WHAT TO WORK ON => Please report every line from the material that contains the word "Documents".

[Begin]

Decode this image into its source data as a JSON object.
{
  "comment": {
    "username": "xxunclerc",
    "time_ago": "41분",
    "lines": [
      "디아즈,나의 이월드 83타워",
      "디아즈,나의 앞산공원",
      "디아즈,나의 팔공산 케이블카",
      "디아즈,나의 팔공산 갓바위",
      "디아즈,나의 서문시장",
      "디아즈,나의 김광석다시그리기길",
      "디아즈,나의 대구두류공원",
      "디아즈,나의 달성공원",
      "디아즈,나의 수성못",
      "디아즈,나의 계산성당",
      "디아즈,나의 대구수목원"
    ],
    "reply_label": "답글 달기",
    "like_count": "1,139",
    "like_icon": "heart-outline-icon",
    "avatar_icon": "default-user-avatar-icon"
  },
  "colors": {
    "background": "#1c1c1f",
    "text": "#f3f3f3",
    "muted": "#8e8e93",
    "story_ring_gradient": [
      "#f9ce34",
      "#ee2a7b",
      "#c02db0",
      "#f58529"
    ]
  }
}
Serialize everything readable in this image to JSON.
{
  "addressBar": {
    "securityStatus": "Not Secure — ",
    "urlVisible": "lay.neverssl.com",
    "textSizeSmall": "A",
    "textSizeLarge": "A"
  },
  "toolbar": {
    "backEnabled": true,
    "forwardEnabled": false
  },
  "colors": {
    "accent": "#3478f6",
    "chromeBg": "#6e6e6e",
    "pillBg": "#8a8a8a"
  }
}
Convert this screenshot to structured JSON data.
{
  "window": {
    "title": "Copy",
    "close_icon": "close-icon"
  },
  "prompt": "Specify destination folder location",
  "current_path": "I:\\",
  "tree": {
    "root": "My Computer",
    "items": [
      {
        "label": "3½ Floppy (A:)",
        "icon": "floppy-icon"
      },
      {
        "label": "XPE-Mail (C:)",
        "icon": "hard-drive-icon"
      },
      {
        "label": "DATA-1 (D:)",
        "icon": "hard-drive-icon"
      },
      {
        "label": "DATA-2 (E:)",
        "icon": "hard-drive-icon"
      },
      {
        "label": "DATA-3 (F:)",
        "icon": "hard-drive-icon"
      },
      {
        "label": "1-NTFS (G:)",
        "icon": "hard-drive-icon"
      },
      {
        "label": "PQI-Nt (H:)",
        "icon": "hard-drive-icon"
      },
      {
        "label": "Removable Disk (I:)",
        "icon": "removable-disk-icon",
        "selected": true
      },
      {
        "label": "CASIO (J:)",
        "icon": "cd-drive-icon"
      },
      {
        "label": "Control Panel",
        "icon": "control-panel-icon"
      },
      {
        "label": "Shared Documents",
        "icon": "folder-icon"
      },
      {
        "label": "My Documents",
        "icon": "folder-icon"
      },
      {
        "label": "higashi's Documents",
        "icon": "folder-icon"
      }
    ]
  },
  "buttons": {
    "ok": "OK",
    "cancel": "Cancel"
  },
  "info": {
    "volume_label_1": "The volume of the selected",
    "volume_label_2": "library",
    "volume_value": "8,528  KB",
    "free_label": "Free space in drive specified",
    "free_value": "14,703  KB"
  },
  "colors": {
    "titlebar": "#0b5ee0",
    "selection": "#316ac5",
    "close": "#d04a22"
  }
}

[End]

EXERCISE OUTPUT =>
        "label": "Shared Documents",
        "label": "My Documents",
        "label": "higashi's Documents",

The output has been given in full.